Your task —
Search the material and gather each line with "partnership" in it.

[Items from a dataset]
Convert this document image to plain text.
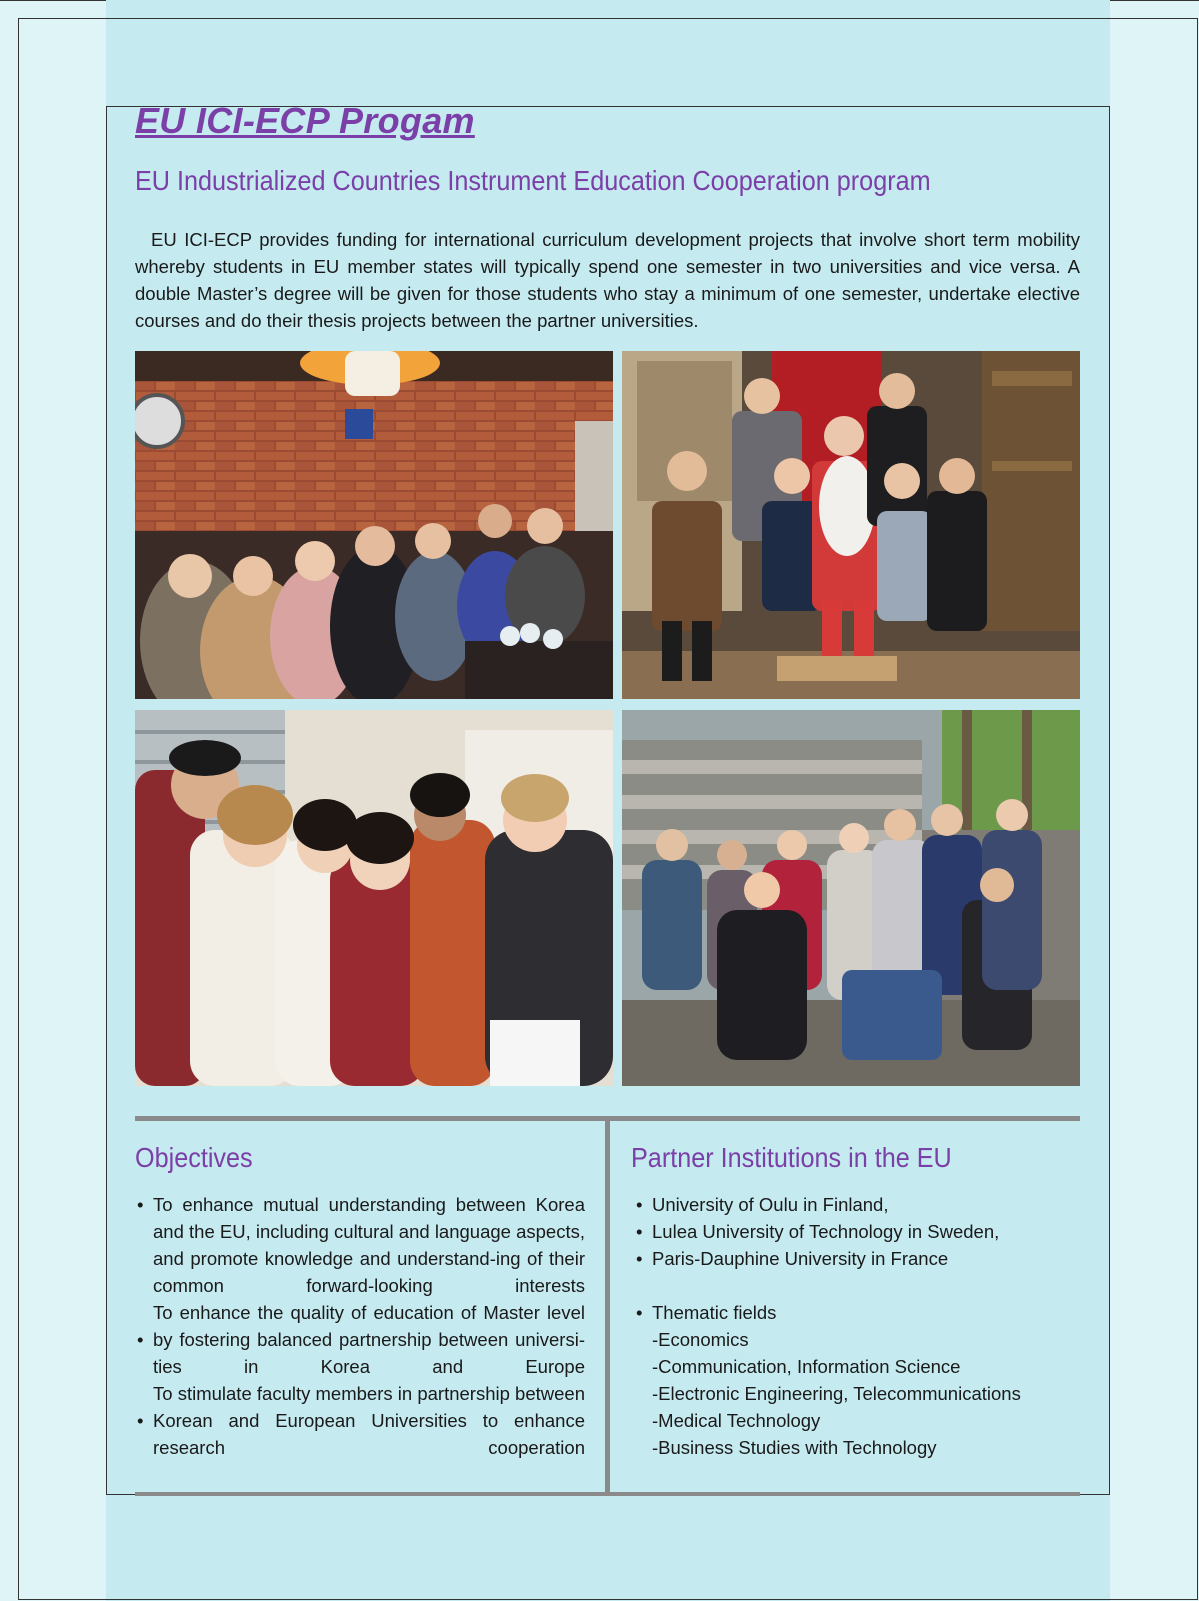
EU ICI-ECP Progam
EU Industrialized Countries Instrument Education Cooperation program

EU ICI-ECP provides funding for international curriculum development projects that involve short term mobility whereby students in EU member states will typically spend one semester in two universities and vice versa. A double Master’s degree will be given for those students who stay a minimum of one semester, undertake elective courses and do their thesis projects between the partner universities.

Objectives	Partner Institutions in the EU
• To enhance mutual understanding between Korea and the EU, including cultural and language aspects, and promote knowledge and understand-ing of their common forward-looking interests
• To enhance the quality of education of Master level by fostering balanced partnership between universi-ties in Korea and Europe
• To stimulate faculty members in partnership between Korean and European Universities to enhance research cooperation
• University of Oulu in Finland,
• Lulea University of Technology in Sweden,
• Paris-Dauphine University in France
• Thematic fields
-Economics
-Communication, Information Science
-Electronic Engineering, Telecommunications
-Medical Technology
-Business Studies with Technology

Final result —
• To enhance the quality of education of Master level by fostering balanced partnership between universi-ties in Korea and Europe
• To stimulate faculty members in partnership between Korean and European Universities to enhance research cooperation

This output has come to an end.